**What to work on:** Can you output the records below exactly as they are written?

**Extracted information:**
□ □ □ □ □

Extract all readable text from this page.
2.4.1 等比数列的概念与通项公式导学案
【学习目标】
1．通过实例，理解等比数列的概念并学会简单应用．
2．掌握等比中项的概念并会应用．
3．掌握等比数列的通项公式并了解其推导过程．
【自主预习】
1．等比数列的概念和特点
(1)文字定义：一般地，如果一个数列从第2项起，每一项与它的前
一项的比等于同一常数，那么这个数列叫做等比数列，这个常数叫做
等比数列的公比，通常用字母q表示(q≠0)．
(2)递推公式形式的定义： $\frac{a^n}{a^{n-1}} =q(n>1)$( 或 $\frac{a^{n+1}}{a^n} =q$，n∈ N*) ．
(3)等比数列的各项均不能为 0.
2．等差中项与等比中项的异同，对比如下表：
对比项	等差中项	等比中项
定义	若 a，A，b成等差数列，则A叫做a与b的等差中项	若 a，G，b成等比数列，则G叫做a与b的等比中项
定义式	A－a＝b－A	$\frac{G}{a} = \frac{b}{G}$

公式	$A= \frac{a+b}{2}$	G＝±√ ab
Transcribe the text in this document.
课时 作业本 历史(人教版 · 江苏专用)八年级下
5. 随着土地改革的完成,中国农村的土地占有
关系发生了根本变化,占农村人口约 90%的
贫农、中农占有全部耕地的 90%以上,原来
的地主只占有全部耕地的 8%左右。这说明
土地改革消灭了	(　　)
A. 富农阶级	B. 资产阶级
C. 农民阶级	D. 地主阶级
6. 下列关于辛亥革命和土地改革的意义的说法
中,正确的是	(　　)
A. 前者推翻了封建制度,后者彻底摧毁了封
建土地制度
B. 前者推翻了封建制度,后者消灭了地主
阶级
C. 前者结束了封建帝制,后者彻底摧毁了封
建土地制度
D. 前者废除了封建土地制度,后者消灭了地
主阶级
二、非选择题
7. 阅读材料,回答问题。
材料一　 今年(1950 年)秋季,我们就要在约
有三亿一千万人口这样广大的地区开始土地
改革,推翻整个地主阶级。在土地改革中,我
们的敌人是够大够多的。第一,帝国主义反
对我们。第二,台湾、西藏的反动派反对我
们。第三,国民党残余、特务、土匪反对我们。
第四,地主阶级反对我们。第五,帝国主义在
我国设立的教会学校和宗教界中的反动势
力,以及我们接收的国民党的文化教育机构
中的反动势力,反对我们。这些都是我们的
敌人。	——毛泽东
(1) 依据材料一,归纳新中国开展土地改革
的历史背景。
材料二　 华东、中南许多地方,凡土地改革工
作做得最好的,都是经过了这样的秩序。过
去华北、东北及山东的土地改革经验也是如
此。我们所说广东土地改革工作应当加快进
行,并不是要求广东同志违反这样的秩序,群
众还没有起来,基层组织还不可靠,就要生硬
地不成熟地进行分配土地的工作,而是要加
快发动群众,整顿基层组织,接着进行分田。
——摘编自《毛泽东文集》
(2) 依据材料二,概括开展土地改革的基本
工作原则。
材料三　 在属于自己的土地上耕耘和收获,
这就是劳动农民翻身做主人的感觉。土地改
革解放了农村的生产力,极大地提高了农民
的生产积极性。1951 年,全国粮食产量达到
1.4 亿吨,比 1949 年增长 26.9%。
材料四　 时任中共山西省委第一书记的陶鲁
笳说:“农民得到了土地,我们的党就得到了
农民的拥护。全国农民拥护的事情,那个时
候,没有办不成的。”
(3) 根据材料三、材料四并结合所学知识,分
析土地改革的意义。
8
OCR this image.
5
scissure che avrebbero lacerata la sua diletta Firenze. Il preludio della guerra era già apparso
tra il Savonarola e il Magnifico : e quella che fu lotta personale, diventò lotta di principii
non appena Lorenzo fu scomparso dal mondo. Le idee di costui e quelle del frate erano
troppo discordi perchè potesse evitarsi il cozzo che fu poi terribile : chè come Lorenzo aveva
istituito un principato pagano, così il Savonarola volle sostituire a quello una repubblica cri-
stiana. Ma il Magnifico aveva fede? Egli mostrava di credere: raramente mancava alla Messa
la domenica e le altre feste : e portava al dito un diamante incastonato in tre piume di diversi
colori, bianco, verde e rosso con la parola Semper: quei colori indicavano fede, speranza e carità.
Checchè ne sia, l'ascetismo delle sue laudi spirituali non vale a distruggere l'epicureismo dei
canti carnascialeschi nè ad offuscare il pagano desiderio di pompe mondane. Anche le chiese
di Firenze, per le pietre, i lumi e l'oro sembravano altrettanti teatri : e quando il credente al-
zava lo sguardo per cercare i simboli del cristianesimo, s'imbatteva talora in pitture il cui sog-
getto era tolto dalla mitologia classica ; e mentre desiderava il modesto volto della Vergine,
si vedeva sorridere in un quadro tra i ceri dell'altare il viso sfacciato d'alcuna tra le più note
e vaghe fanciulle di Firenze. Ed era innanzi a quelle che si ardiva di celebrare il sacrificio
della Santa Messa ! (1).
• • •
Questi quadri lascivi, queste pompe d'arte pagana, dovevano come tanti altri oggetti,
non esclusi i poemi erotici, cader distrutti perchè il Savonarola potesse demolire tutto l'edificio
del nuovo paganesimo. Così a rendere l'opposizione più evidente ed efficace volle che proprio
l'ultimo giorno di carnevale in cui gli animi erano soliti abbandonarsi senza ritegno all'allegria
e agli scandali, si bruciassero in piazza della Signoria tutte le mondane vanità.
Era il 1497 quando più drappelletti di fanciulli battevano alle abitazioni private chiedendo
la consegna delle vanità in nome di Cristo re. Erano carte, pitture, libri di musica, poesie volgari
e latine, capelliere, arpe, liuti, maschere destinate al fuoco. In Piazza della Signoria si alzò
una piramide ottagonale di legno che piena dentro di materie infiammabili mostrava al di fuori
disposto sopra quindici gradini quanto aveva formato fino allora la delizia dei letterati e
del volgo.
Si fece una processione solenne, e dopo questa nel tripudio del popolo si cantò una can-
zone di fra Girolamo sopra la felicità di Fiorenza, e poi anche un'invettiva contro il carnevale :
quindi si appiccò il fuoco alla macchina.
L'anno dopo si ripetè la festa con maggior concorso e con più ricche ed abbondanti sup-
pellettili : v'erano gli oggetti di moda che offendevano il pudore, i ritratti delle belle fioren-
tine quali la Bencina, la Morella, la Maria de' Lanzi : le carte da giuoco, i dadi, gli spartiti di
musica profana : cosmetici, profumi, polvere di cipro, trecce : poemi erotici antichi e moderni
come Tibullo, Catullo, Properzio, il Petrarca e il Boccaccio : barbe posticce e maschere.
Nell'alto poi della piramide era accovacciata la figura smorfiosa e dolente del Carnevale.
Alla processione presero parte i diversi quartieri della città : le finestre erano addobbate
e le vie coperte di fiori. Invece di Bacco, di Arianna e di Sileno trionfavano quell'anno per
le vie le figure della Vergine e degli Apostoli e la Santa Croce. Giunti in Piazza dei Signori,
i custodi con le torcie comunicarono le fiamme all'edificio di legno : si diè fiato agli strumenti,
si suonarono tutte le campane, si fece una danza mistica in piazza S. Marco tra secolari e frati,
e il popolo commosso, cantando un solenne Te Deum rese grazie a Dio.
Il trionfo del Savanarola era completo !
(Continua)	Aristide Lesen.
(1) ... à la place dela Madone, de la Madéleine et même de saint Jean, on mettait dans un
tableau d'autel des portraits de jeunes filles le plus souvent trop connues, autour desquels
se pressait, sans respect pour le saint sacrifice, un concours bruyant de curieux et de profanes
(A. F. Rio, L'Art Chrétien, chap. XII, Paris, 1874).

□ □ □ □ □

**Exercise answer:**
Extract all readable text from this page.
2.4.1 等比数列的概念与通项公式导学案
【学习目标】
1．通过实例，理解等比数列的概念并学会简单应用．
2．掌握等比中项的概念并会应用．
3．掌握等比数列的通项公式并了解其推导过程．
【自主预习】
1．等比数列的概念和特点
(1)文字定义：一般地，如果一个数列从第2项起，每一项与它的前
一项的比等于同一常数，那么这个数列叫做等比数列，这个常数叫做
等比数列的公比，通常用字母q表示(q≠0)．
(2)递推公式形式的定义： $\frac{a^n}{a^{n-1}} =q(n>1)$( 或 $\frac{a^{n+1}}{a^n} =q$，n∈ N*) ．
(3)等比数列的各项均不能为 0.
2．等差中项与等比中项的异同，对比如下表：
对比项	等差中项	等比中项
定义	若 a，A，b成等差数列，则A叫做a与b的等差中项	若 a，G，b成等比数列，则G叫做a与b的等比中项
定义式	A－a＝b－A	$\frac{G}{a} = \frac{b}{G}$

公式	$A= \frac{a+b}{2}$	G＝±√ ab
Transcribe the text in this document.
课时 作业本 历史(人教版 · 江苏专用)八年级下
5. 随着土地改革的完成,中国农村的土地占有
关系发生了根本变化,占农村人口约 90%的
贫农、中农占有全部耕地的 90%以上,原来
的地主只占有全部耕地的 8%左右。这说明
土地改革消灭了	(　　)
A. 富农阶级	B. 资产阶级
C. 农民阶级	D. 地主阶级
6. 下列关于辛亥革命和土地改革的意义的说法
中,正确的是	(　　)
A. 前者推翻了封建制度,后者彻底摧毁了封
建土地制度
B. 前者推翻了封建制度,后者消灭了地主
阶级
C. 前者结束了封建帝制,后者彻底摧毁了封
建土地制度
D. 前者废除了封建土地制度,后者消灭了地
主阶级
二、非选择题
7. 阅读材料,回答问题。
材料一　 今年(1950 年)秋季,我们就要在约
有三亿一千万人口这样广大的地区开始土地
改革,推翻整个地主阶级。在土地改革中,我
们的敌人是够大够多的。第一,帝国主义反
对我们。第二,台湾、西藏的反动派反对我
们。第三,国民党残余、特务、土匪反对我们。
第四,地主阶级反对我们。第五,帝国主义在
我国设立的教会学校和宗教界中的反动势
力,以及我们接收的国民党的文化教育机构
中的反动势力,反对我们。这些都是我们的
敌人。	——毛泽东
(1) 依据材料一,归纳新中国开展土地改革
的历史背景。
材料二　 华东、中南许多地方,凡土地改革工
作做得最好的,都是经过了这样的秩序。过
去华北、东北及山东的土地改革经验也是如
此。我们所说广东土地改革工作应当加快进
行,并不是要求广东同志违反这样的秩序,群
众还没有起来,基层组织还不可靠,就要生硬
地不成熟地进行分配土地的工作,而是要加
快发动群众,整顿基层组织,接着进行分田。
——摘编自《毛泽东文集》
(2) 依据材料二,概括开展土地改革的基本
工作原则。
材料三　 在属于自己的土地上耕耘和收获,
这就是劳动农民翻身做主人的感觉。土地改
革解放了农村的生产力,极大地提高了农民
的生产积极性。1951 年,全国粮食产量达到
1.4 亿吨,比 1949 年增长 26.9%。
材料四　 时任中共山西省委第一书记的陶鲁
笳说:“农民得到了土地,我们的党就得到了
农民的拥护。全国农民拥护的事情,那个时
候,没有办不成的。”
(3) 根据材料三、材料四并结合所学知识,分
析土地改革的意义。
8
OCR this image.
5
scissure che avrebbero lacerata la sua diletta Firenze. Il preludio della guerra era già apparso
tra il Savonarola e il Magnifico : e quella che fu lotta personale, diventò lotta di principii
non appena Lorenzo fu scomparso dal mondo. Le idee di costui e quelle del frate erano
troppo discordi perchè potesse evitarsi il cozzo che fu poi terribile : chè come Lorenzo aveva
istituito un principato pagano, così il Savonarola volle sostituire a quello una repubblica cri-
stiana. Ma il Magnifico aveva fede? Egli mostrava di credere: raramente mancava alla Messa
la domenica e le altre feste : e portava al dito un diamante incastonato in tre piume di diversi
colori, bianco, verde e rosso con la parola Semper: quei colori indicavano fede, speranza e carità.
Checchè ne sia, l'ascetismo delle sue laudi spirituali non vale a distruggere l'epicureismo dei
canti carnascialeschi nè ad offuscare il pagano desiderio di pompe mondane. Anche le chiese
di Firenze, per le pietre, i lumi e l'oro sembravano altrettanti teatri : e quando il credente al-
zava lo sguardo per cercare i simboli del cristianesimo, s'imbatteva talora in pitture il cui sog-
getto era tolto dalla mitologia classica ; e mentre desiderava il modesto volto della Vergine,
si vedeva sorridere in un quadro tra i ceri dell'altare il viso sfacciato d'alcuna tra le più note
e vaghe fanciulle di Firenze. Ed era innanzi a quelle che si ardiva di celebrare il sacrificio
della Santa Messa ! (1).
• • •
Questi quadri lascivi, queste pompe d'arte pagana, dovevano come tanti altri oggetti,
non esclusi i poemi erotici, cader distrutti perchè il Savonarola potesse demolire tutto l'edificio
del nuovo paganesimo. Così a rendere l'opposizione più evidente ed efficace volle che proprio
l'ultimo giorno di carnevale in cui gli animi erano soliti abbandonarsi senza ritegno all'allegria
e agli scandali, si bruciassero in piazza della Signoria tutte le mondane vanità.
Era il 1497 quando più drappelletti di fanciulli battevano alle abitazioni private chiedendo
la consegna delle vanità in nome di Cristo re. Erano carte, pitture, libri di musica, poesie volgari
e latine, capelliere, arpe, liuti, maschere destinate al fuoco. In Piazza della Signoria si alzò
una piramide ottagonale di legno che piena dentro di materie infiammabili mostrava al di fuori
disposto sopra quindici gradini quanto aveva formato fino allora la delizia dei letterati e
del volgo.
Si fece una processione solenne, e dopo questa nel tripudio del popolo si cantò una can-
zone di fra Girolamo sopra la felicità di Fiorenza, e poi anche un'invettiva contro il carnevale :
quindi si appiccò il fuoco alla macchina.
L'anno dopo si ripetè la festa con maggior concorso e con più ricche ed abbondanti sup-
pellettili : v'erano gli oggetti di moda che offendevano il pudore, i ritratti delle belle fioren-
tine quali la Bencina, la Morella, la Maria de' Lanzi : le carte da giuoco, i dadi, gli spartiti di
musica profana : cosmetici, profumi, polvere di cipro, trecce : poemi erotici antichi e moderni
come Tibullo, Catullo, Properzio, il Petrarca e il Boccaccio : barbe posticce e maschere.
Nell'alto poi della piramide era accovacciata la figura smorfiosa e dolente del Carnevale.
Alla processione presero parte i diversi quartieri della città : le finestre erano addobbate
e le vie coperte di fiori. Invece di Bacco, di Arianna e di Sileno trionfavano quell'anno per
le vie le figure della Vergine e degli Apostoli e la Santa Croce. Giunti in Piazza dei Signori,
i custodi con le torcie comunicarono le fiamme all'edificio di legno : si diè fiato agli strumenti,
si suonarono tutte le campane, si fece una danza mistica in piazza S. Marco tra secolari e frati,
e il popolo commosso, cantando un solenne Te Deum rese grazie a Dio.
Il trionfo del Savanarola era completo !
(Continua)	Aristide Lesen.
(1) ... à la place dela Madone, de la Madéleine et même de saint Jean, on mettait dans un
tableau d'autel des portraits de jeunes filles le plus souvent trop connues, autour desquels
se pressait, sans respect pour le saint sacrifice, un concours bruyant de curieux et de profanes
(A. F. Rio, L'Art Chrétien, chap. XII, Paris, 1874).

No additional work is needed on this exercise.